## PROBLEM:
Copy every line that mentions the word "crimes".

/---

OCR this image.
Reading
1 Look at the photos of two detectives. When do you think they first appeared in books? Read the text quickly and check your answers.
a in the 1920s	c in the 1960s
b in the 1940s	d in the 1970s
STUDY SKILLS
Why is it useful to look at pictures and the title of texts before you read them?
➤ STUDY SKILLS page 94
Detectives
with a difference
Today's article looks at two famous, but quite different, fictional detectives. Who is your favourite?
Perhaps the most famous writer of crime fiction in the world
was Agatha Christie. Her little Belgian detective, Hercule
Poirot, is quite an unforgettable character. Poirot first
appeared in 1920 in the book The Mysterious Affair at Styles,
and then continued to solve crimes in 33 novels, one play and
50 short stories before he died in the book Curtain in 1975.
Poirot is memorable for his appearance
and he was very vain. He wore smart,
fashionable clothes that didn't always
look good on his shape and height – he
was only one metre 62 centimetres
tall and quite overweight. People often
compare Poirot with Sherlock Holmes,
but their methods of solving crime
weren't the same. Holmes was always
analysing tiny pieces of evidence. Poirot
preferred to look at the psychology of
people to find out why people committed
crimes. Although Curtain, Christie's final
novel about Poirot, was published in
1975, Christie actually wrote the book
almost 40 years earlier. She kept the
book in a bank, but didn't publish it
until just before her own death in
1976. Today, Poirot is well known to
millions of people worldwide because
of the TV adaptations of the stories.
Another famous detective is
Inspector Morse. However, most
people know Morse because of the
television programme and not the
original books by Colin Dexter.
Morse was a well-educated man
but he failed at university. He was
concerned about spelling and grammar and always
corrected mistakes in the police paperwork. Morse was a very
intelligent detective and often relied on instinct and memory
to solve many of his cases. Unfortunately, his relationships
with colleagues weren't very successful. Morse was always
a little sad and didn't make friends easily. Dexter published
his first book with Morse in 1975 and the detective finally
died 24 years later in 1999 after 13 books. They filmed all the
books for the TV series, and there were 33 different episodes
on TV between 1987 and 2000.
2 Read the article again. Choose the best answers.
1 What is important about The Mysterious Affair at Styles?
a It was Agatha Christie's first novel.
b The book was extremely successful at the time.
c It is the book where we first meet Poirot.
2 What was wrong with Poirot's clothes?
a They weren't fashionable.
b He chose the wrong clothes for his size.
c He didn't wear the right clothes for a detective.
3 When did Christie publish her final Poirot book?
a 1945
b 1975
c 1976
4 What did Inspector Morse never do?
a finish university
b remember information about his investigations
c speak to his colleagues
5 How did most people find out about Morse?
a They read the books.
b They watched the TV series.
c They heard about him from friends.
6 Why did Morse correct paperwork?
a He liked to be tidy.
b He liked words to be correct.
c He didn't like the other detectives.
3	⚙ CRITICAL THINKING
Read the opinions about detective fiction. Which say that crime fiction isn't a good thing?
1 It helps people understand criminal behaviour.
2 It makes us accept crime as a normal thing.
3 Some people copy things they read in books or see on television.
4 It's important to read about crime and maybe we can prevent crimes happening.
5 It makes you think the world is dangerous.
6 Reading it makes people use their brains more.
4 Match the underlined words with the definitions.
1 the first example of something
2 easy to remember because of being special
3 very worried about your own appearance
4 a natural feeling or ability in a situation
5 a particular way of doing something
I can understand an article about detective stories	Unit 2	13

\---

## REPLY TO THE EXERCISE:
and then continued to solve crimes in 33 novels, one play and
crimes. Although Curtain, Christie's final
4 It's important to read about crime and maybe we can prevent crimes happening.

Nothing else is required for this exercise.